» Work to do
1. Answer these questions from the short-term run plan, one answer per line, marked the same way:
(a) What is the minimum SHMS angle?
(b) What beam current is specified for the HMS optics runs?
(c) What HMS rate is expected for the run with target C 0.5%?
2. The short-term run plan keeps completed tasks on the page. Explain why, and say where on the page they appear.
3. Continue the short-term run plan from its final entry, following its numbered format.

-- Excerpted text start --

Difference between revisions of "Short Term Run-Plan"

The sections in italic refer to offline analysis by experts.

The Full Run Plan is available to you here for your information. That Full Run Plan is not chronologically ordered. The short-term run plan is outlined below. The tasks at hand on any given day should be at the top of this page. The page will be updated regularly. Tasks below the line have been completed but are kept on this page for reference.

Angle constraints on Spectrometers [1]

Minimum angles: HMS 12.37, SHMS: 28.30, separation: 48.30 deg

Tuesday 09-19

1. HMS Optics data Expected data taking time ~6h. For reference, you may consult the Full Run Plan Chapter 3.
   1. Optic calibration at -5.639 GeV/c.
      1. Set NPS Calo to 21.0 deg (SHMS 37.3 deg). Sweep magnet off. We will not use Calo
      2. Set HMS at -5.639 GeV and 12.37 deg. If this angle is not allowed, use smallest available angle (e.g. 16.44 deg)
      3. Put the Sieve in position.
      4. DAQ prescales ps4=0 (1:1) (HMS El-REAL), all others at -1.
      5. Suppress the reading of the NPS calo ([2] here). The NPS HVs and LVs are off during these runs
         1. beam current 30 uA,
         2. NPS sweep magnet off, HMS Sieve in place, target Optics foils +/- 8cm, Run time 1 h. Expected HMS rate 5/sec/hole/foil.
         3. NPS sweep magnet on, HMS Sieve in place, target C 0.5%, Run time 0.5 h. Expected HMS rate 10/sec/hole.

-- Excerpted text end --
-- Given data start --

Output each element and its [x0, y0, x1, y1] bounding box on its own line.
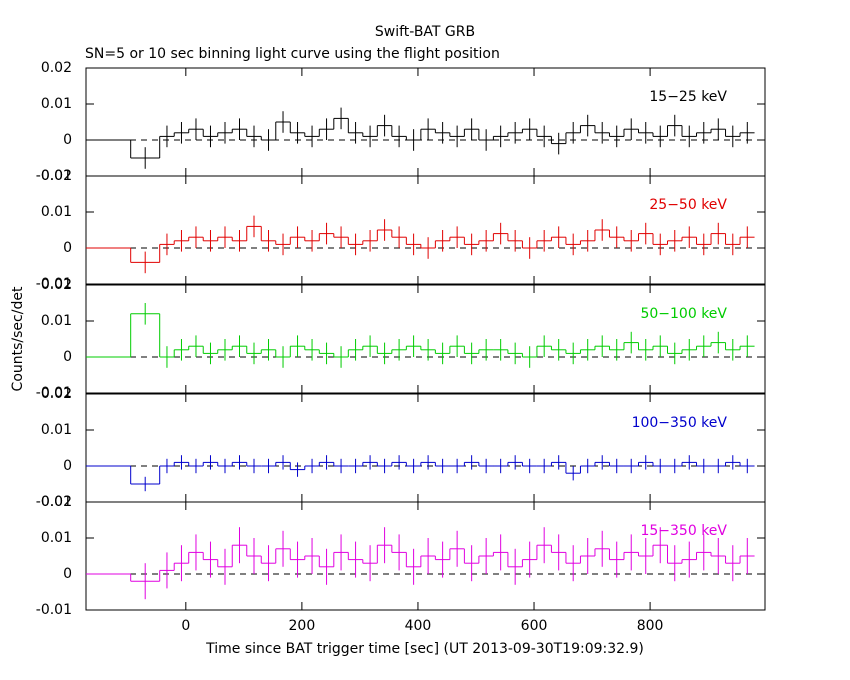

-- Given data end --

» Expected results
1.
(a) 28.30 deg
(b) 30 uA
(c) 10/sec/hole

2. Completed tasks stay on the page so they can be used for reference. They appear below the line, while each day's current tasks sit at the top.

3.
         4. NPS sweep magnet on, HMS Sieve in place, target Optics foils +/- 8cm, Run time 1 h. Expected HMS rate 5/sec/hole/foil.
         5. NPS sweep magnet off, HMS Sieve in place, target Optics foils +/- 3cm, Run time 1 h. Expected HMS rate 5/sec/hole/foil.
         6. NPS sweep magnet off, HMS Large collimator, target LH2 Run time 0.5 h. Expected HMS rate 2 Hz (??).
         7. Move HMS to 21.27 deg (HMS elastic at -5.639 GeV)
         8. NPS sweep magnet off, HMS Large collimator, target LH2 Run time 0.5 h. Expected HMS rate 2 Hz (??).
         9. Move HMS to 22.70 deg. repeat elastic
         10. Move HMS to 24.30 deg, repeat elastic
         11. NPS sweep magnet off, HMS Large collimator, target LH2 Run time 0.5 h. Expected HMS rate 2 Hz (??).

1. Repeat Elastic calibration of the NPS with new HV set. Expected data taking duration 13h.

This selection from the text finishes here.